▸ **INSTRUCTIONS TO FOLLOW**
The records below must be transcribed exactly. Do not include the pictures.

════════════════════

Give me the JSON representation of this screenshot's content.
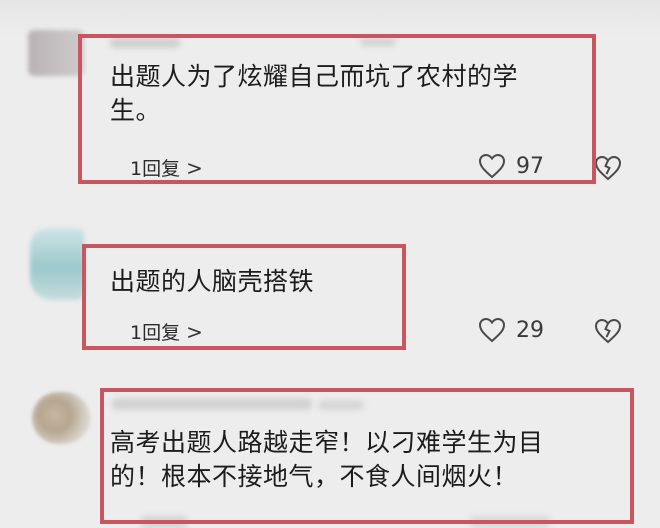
{
  "comments": [
    {
      "text_line1": "出题人为了炫耀自己而坑了农村的学",
      "text_line2": "生。",
      "reply_label": "1回复",
      "reply_chevron": ">",
      "likes": "97"
    },
    {
      "text_line1": "出题的人脑壳搭铁",
      "reply_label": "1回复",
      "reply_chevron": ">",
      "likes": "29"
    },
    {
      "text_line1": "高考出题人路越走窄！以刁难学生为目",
      "text_line2": "的！根本不接地气，不食人间烟火！"
    }
  ],
  "icons": {
    "like": "heart-outline-icon",
    "dislike": "broken-heart-icon"
  },
  "colors": {
    "background": "#ededed",
    "highlight_border": "#c9565f",
    "text": "#1c1c1c"
  }
}
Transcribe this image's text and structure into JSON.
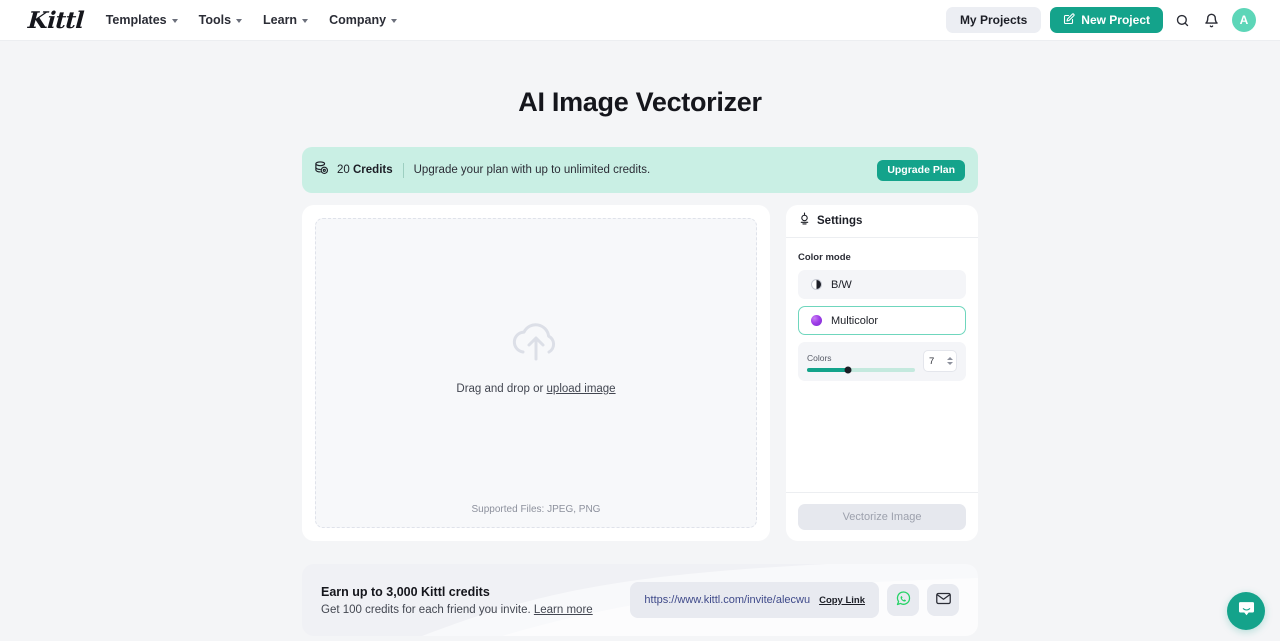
{
  "header": {
    "logo": "Kittl",
    "nav": [
      {
        "label": "Templates",
        "icon": "chevron-down-icon"
      },
      {
        "label": "Tools",
        "icon": "chevron-down-icon"
      },
      {
        "label": "Learn",
        "icon": "chevron-down-icon"
      },
      {
        "label": "Company",
        "icon": "chevron-down-icon"
      }
    ],
    "my_projects_label": "My Projects",
    "new_project_label": "New Project",
    "new_project_icon": "edit-square-icon",
    "search_icon": "search-icon",
    "notifications_icon": "bell-icon",
    "avatar_initial": "A"
  },
  "page": {
    "title": "AI Image Vectorizer"
  },
  "credits_banner": {
    "icon": "credits-coin-icon",
    "amount": "20",
    "amount_label": "Credits",
    "message": "Upgrade your plan with up to unlimited credits.",
    "upgrade_label": "Upgrade Plan",
    "background": "#c9efe4",
    "accent": "#14a38b"
  },
  "upload": {
    "icon": "cloud-upload-icon",
    "prompt_prefix": "Drag and drop or ",
    "prompt_link": "upload image",
    "supported_files": "Supported Files: JPEG, PNG"
  },
  "settings": {
    "icon": "settings-sliders-icon",
    "title": "Settings",
    "color_mode_label": "Color mode",
    "modes": [
      {
        "label": "B/W",
        "icon": "half-circle-swatch-icon",
        "selected": false
      },
      {
        "label": "Multicolor",
        "icon": "gradient-circle-swatch-icon",
        "selected": true
      }
    ],
    "colors_label": "Colors",
    "colors_value": "7",
    "slider_percent": 38,
    "vectorize_label": "Vectorize Image",
    "vectorize_disabled": true
  },
  "referral": {
    "title": "Earn up to 3,000 Kittl credits",
    "subtitle_prefix": "Get 100 credits for each friend you invite. ",
    "subtitle_link": "Learn more",
    "invite_url": "https://www.kittl.com/invite/alecwu",
    "copy_link_label": "Copy Link",
    "whatsapp_icon": "whatsapp-icon",
    "email_icon": "envelope-icon"
  },
  "chat": {
    "icon": "chat-bubble-icon"
  }
}
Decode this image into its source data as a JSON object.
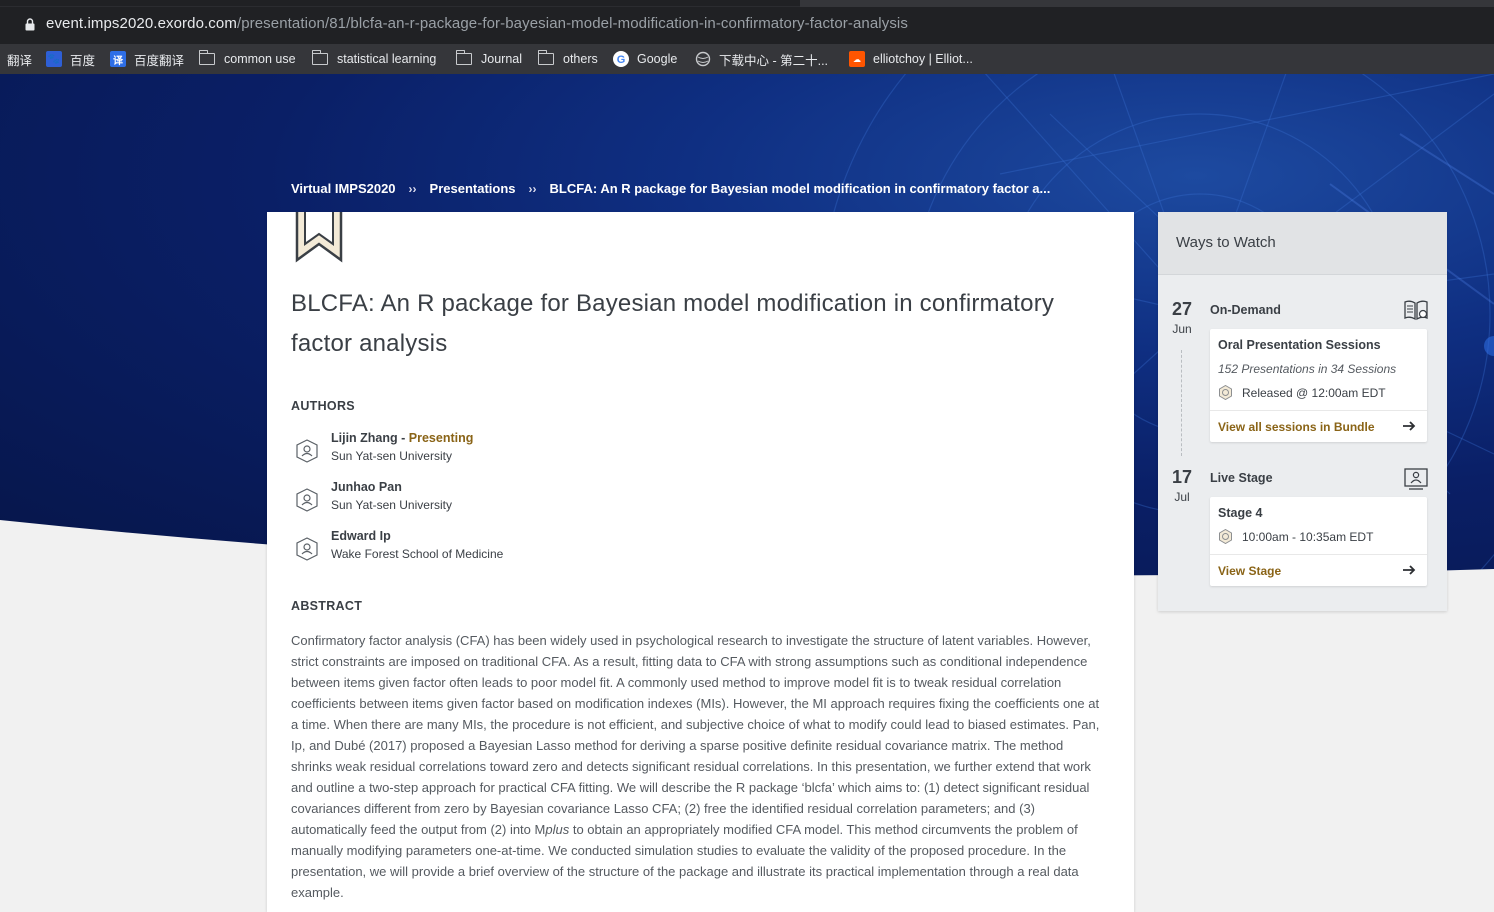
{
  "browser": {
    "url_host": "event.imps2020.exordo.com",
    "url_path": "/presentation/81/blcfa-an-r-package-for-bayesian-model-modification-in-confirmatory-factor-analysis",
    "bookmarks": [
      {
        "label": "翻译",
        "icon": "translate-icon"
      },
      {
        "label": "百度",
        "icon": "baidu-paw-icon"
      },
      {
        "label": "百度翻译",
        "icon": "baidu-translate-icon"
      },
      {
        "label": "common use",
        "icon": "folder-icon"
      },
      {
        "label": "statistical learning",
        "icon": "folder-icon"
      },
      {
        "label": "Journal",
        "icon": "folder-icon"
      },
      {
        "label": "others",
        "icon": "folder-icon"
      },
      {
        "label": "Google",
        "icon": "google-icon"
      },
      {
        "label": "下载中心 - 第二十...",
        "icon": "globe-icon"
      },
      {
        "label": "elliotchoy | Elliot...",
        "icon": "soundcloud-icon"
      }
    ]
  },
  "breadcrumb": {
    "items": [
      "Virtual IMPS2020",
      "Presentations",
      "BLCFA: An R package for Bayesian model modification in confirmatory factor a..."
    ],
    "separator": "››"
  },
  "presentation": {
    "title": "BLCFA: An R package for Bayesian model modification in confirmatory factor analysis",
    "authors_heading": "AUTHORS",
    "authors": [
      {
        "name": "Lijin Zhang",
        "presenting_label": "Presenting",
        "affiliation": "Sun Yat-sen University"
      },
      {
        "name": "Junhao Pan",
        "affiliation": "Sun Yat-sen University"
      },
      {
        "name": "Edward Ip",
        "affiliation": "Wake Forest School of Medicine"
      }
    ],
    "abstract_heading": "ABSTRACT",
    "abstract_before_italic": "Confirmatory factor analysis (CFA) has been widely used in psychological research to investigate the structure of latent variables. However, strict constraints are imposed on traditional CFA. As a result, fitting data to CFA with strong assumptions such as conditional independence between items given factor often leads to poor model fit. A commonly used method to improve model fit is to tweak residual correlation coefficients between items given factor based on modification indexes (MIs). However, the MI approach requires fixing the coefficients one at a time. When there are many MIs, the procedure is not efficient, and subjective choice of what to modify could lead to biased estimates. Pan, Ip, and Dubé (2017) proposed a Bayesian Lasso method for deriving a sparse positive definite residual covariance matrix. The method shrinks weak residual correlations toward zero and detects significant residual correlations. In this presentation, we further extend that work and outline a two-step approach for practical CFA fitting. We will describe the R package ‘blcfa’ which aims to: (1) detect significant residual covariances different from zero by Bayesian covariance Lasso CFA; (2) free the identified residual correlation parameters; and (3) automatically feed the output from (2) into M",
    "abstract_italic": "plus",
    "abstract_after_italic": " to obtain an appropriately modified CFA model. This method circumvents the problem of manually modifying parameters one-at-time. We conducted simulation studies to evaluate the validity of the proposed procedure. In the presentation, we will provide a brief overview of the structure of the package and illustrate its practical implementation through a real data example."
  },
  "ways_to_watch": {
    "heading": "Ways to Watch",
    "entries": [
      {
        "day": "27",
        "month": "Jun",
        "type": "On-Demand",
        "icon": "book-icon",
        "card_title": "Oral Presentation Sessions",
        "card_subtitle": "152 Presentations in 34 Sessions",
        "time": "Released @ 12:00am EDT",
        "link": "View all sessions in Bundle"
      },
      {
        "day": "17",
        "month": "Jul",
        "type": "Live Stage",
        "icon": "presenter-icon",
        "card_title": "Stage 4",
        "time": "10:00am - 10:35am EDT",
        "link": "View Stage"
      }
    ]
  },
  "colors": {
    "accent": "#8a6417",
    "hero": "#0a1f66",
    "text": "#3a3f45"
  }
}
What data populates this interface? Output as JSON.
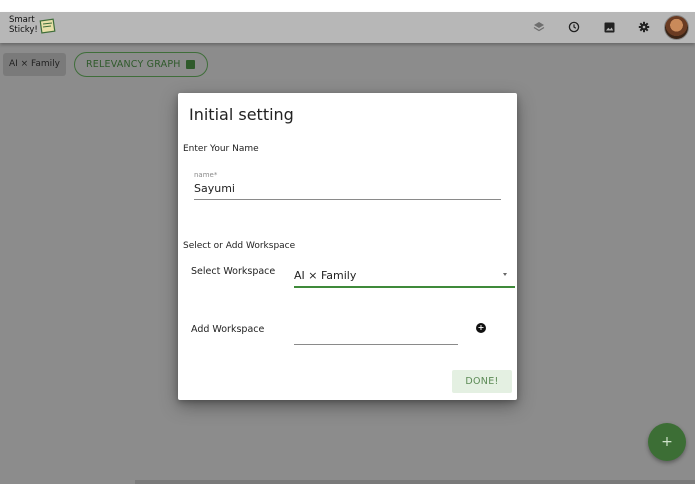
{
  "app": {
    "logo_line1": "Smart",
    "logo_line2": "Sticky!",
    "logo_icon": "sticky-note-icon"
  },
  "toolbar": {
    "icons": [
      "layers-icon",
      "clock-icon",
      "image-icon",
      "gear-icon",
      "avatar"
    ]
  },
  "chips": {
    "workspace_label": "AI × Family",
    "graph_label": "RELEVANCY GRAPH",
    "graph_icon": "chart-icon"
  },
  "dialog": {
    "title": "Initial setting",
    "name_section": "Enter Your Name",
    "name_field_label": "name*",
    "name_value": "Sayumi",
    "workspace_section": "Select or Add Workspace",
    "select_label": "Select Workspace",
    "select_value": "AI × Family",
    "add_label": "Add Workspace",
    "add_value": "",
    "done_label": "DONE!"
  },
  "fab": {
    "label": "+"
  },
  "colors": {
    "accent_green": "#3f8a3a",
    "fab_green": "#3c6e35",
    "backdrop": "#8c8c8c",
    "appbar": "#b7b7b7"
  }
}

════════════════════

▸ **FULL RESPONSE**
Give me the JSON representation of this screenshot's content.
{
  "comments": [
    {
      "text_line1": "出题人为了炫耀自己而坑了农村的学",
      "text_line2": "生。",
      "reply_label": "1回复",
      "reply_chevron": ">",
      "likes": "97"
    },
    {
      "text_line1": "出题的人脑壳搭铁",
      "reply_label": "1回复",
      "reply_chevron": ">",
      "likes": "29"
    },
    {
      "text_line1": "高考出题人路越走窄！以刁难学生为目",
      "text_line2": "的！根本不接地气，不食人间烟火！"
    }
  ],
  "icons": {
    "like": "heart-outline-icon",
    "dislike": "broken-heart-icon"
  },
  "colors": {
    "background": "#ededed",
    "highlight_border": "#c9565f",
    "text": "#1c1c1c"
  }
}
Transcribe this image's text and structure into JSON.
{
  "header": {
    "logo": "Kittl",
    "nav": [
      {
        "label": "Templates",
        "icon": "chevron-down-icon"
      },
      {
        "label": "Tools",
        "icon": "chevron-down-icon"
      },
      {
        "label": "Learn",
        "icon": "chevron-down-icon"
      },
      {
        "label": "Company",
        "icon": "chevron-down-icon"
      }
    ],
    "my_projects_label": "My Projects",
    "new_project_label": "New Project",
    "new_project_icon": "edit-square-icon",
    "search_icon": "search-icon",
    "notifications_icon": "bell-icon",
    "avatar_initial": "A"
  },
  "page": {
    "title": "AI Image Vectorizer"
  },
  "credits_banner": {
    "icon": "credits-coin-icon",
    "amount": "20",
    "amount_label": "Credits",
    "message": "Upgrade your plan with up to unlimited credits.",
    "upgrade_label": "Upgrade Plan",
    "background": "#c9efe4",
    "accent": "#14a38b"
  },
  "upload": {
    "icon": "cloud-upload-icon",
    "prompt_prefix": "Drag and drop or ",
    "prompt_link": "upload image",
    "supported_files": "Supported Files: JPEG, PNG"
  },
  "settings": {
    "icon": "settings-sliders-icon",
    "title": "Settings",
    "color_mode_label": "Color mode",
    "modes": [
      {
        "label": "B/W",
        "icon": "half-circle-swatch-icon",
        "selected": false
      },
      {
        "label": "Multicolor",
        "icon": "gradient-circle-swatch-icon",
        "selected": true
      }
    ],
    "colors_label": "Colors",
    "colors_value": "7",
    "slider_percent": 38,
    "vectorize_label": "Vectorize Image",
    "vectorize_disabled": true
  },
  "referral": {
    "title": "Earn up to 3,000 Kittl credits",
    "subtitle_prefix": "Get 100 credits for each friend you invite. ",
    "subtitle_link": "Learn more",
    "invite_url": "https://www.kittl.com/invite/alecwu",
    "copy_link_label": "Copy Link",
    "whatsapp_icon": "whatsapp-icon",
    "email_icon": "envelope-icon"
  },
  "chat": {
    "icon": "chat-bubble-icon"
  }
}
Decode this image into its source data as a JSON object.
{
  "browser": {
    "url_host": "event.imps2020.exordo.com",
    "url_path": "/presentation/81/blcfa-an-r-package-for-bayesian-model-modification-in-confirmatory-factor-analysis",
    "bookmarks": [
      {
        "label": "翻译",
        "icon": "translate-icon"
      },
      {
        "label": "百度",
        "icon": "baidu-paw-icon"
      },
      {
        "label": "百度翻译",
        "icon": "baidu-translate-icon"
      },
      {
        "label": "common use",
        "icon": "folder-icon"
      },
      {
        "label": "statistical learning",
        "icon": "folder-icon"
      },
      {
        "label": "Journal",
        "icon": "folder-icon"
      },
      {
        "label": "others",
        "icon": "folder-icon"
      },
      {
        "label": "Google",
        "icon": "google-icon"
      },
      {
        "label": "下载中心 - 第二十...",
        "icon": "globe-icon"
      },
      {
        "label": "elliotchoy | Elliot...",
        "icon": "soundcloud-icon"
      }
    ]
  },
  "breadcrumb": {
    "items": [
      "Virtual IMPS2020",
      "Presentations",
      "BLCFA: An R package for Bayesian model modification in confirmatory factor a..."
    ],
    "separator": "››"
  },
  "presentation": {
    "title": "BLCFA: An R package for Bayesian model modification in confirmatory factor analysis",
    "authors_heading": "AUTHORS",
    "authors": [
      {
        "name": "Lijin Zhang",
        "presenting_label": "Presenting",
        "affiliation": "Sun Yat-sen University"
      },
      {
        "name": "Junhao Pan",
        "affiliation": "Sun Yat-sen University"
      },
      {
        "name": "Edward Ip",
        "affiliation": "Wake Forest School of Medicine"
      }
    ],
    "abstract_heading": "ABSTRACT",
    "abstract_before_italic": "Confirmatory factor analysis (CFA) has been widely used in psychological research to investigate the structure of latent variables. However, strict constraints are imposed on traditional CFA. As a result, fitting data to CFA with strong assumptions such as conditional independence between items given factor often leads to poor model fit. A commonly used method to improve model fit is to tweak residual correlation coefficients between items given factor based on modification indexes (MIs). However, the MI approach requires fixing the coefficients one at a time. When there are many MIs, the procedure is not efficient, and subjective choice of what to modify could lead to biased estimates. Pan, Ip, and Dubé (2017) proposed a Bayesian Lasso method for deriving a sparse positive definite residual covariance matrix. The method shrinks weak residual correlations toward zero and detects significant residual correlations. In this presentation, we further extend that work and outline a two-step approach for practical CFA fitting. We will describe the R package ‘blcfa’ which aims to: (1) detect significant residual covariances different from zero by Bayesian covariance Lasso CFA; (2) free the identified residual correlation parameters; and (3) automatically feed the output from (2) into M",
    "abstract_italic": "plus",
    "abstract_after_italic": " to obtain an appropriately modified CFA model. This method circumvents the problem of manually modifying parameters one-at-time. We conducted simulation studies to evaluate the validity of the proposed procedure. In the presentation, we will provide a brief overview of the structure of the package and illustrate its practical implementation through a real data example."
  },
  "ways_to_watch": {
    "heading": "Ways to Watch",
    "entries": [
      {
        "day": "27",
        "month": "Jun",
        "type": "On-Demand",
        "icon": "book-icon",
        "card_title": "Oral Presentation Sessions",
        "card_subtitle": "152 Presentations in 34 Sessions",
        "time": "Released @ 12:00am EDT",
        "link": "View all sessions in Bundle"
      },
      {
        "day": "17",
        "month": "Jul",
        "type": "Live Stage",
        "icon": "presenter-icon",
        "card_title": "Stage 4",
        "time": "10:00am - 10:35am EDT",
        "link": "View Stage"
      }
    ]
  },
  "colors": {
    "accent": "#8a6417",
    "hero": "#0a1f66",
    "text": "#3a3f45"
  }
}
What data populates this interface? Output as JSON.
{
  "app": {
    "logo_line1": "Smart",
    "logo_line2": "Sticky!",
    "logo_icon": "sticky-note-icon"
  },
  "toolbar": {
    "icons": [
      "layers-icon",
      "clock-icon",
      "image-icon",
      "gear-icon",
      "avatar"
    ]
  },
  "chips": {
    "workspace_label": "AI × Family",
    "graph_label": "RELEVANCY GRAPH",
    "graph_icon": "chart-icon"
  },
  "dialog": {
    "title": "Initial setting",
    "name_section": "Enter Your Name",
    "name_field_label": "name*",
    "name_value": "Sayumi",
    "workspace_section": "Select or Add Workspace",
    "select_label": "Select Workspace",
    "select_value": "AI × Family",
    "add_label": "Add Workspace",
    "add_value": "",
    "done_label": "DONE!"
  },
  "fab": {
    "label": "+"
  },
  "colors": {
    "accent_green": "#3f8a3a",
    "fab_green": "#3c6e35",
    "backdrop": "#8c8c8c",
    "appbar": "#b7b7b7"
  }
}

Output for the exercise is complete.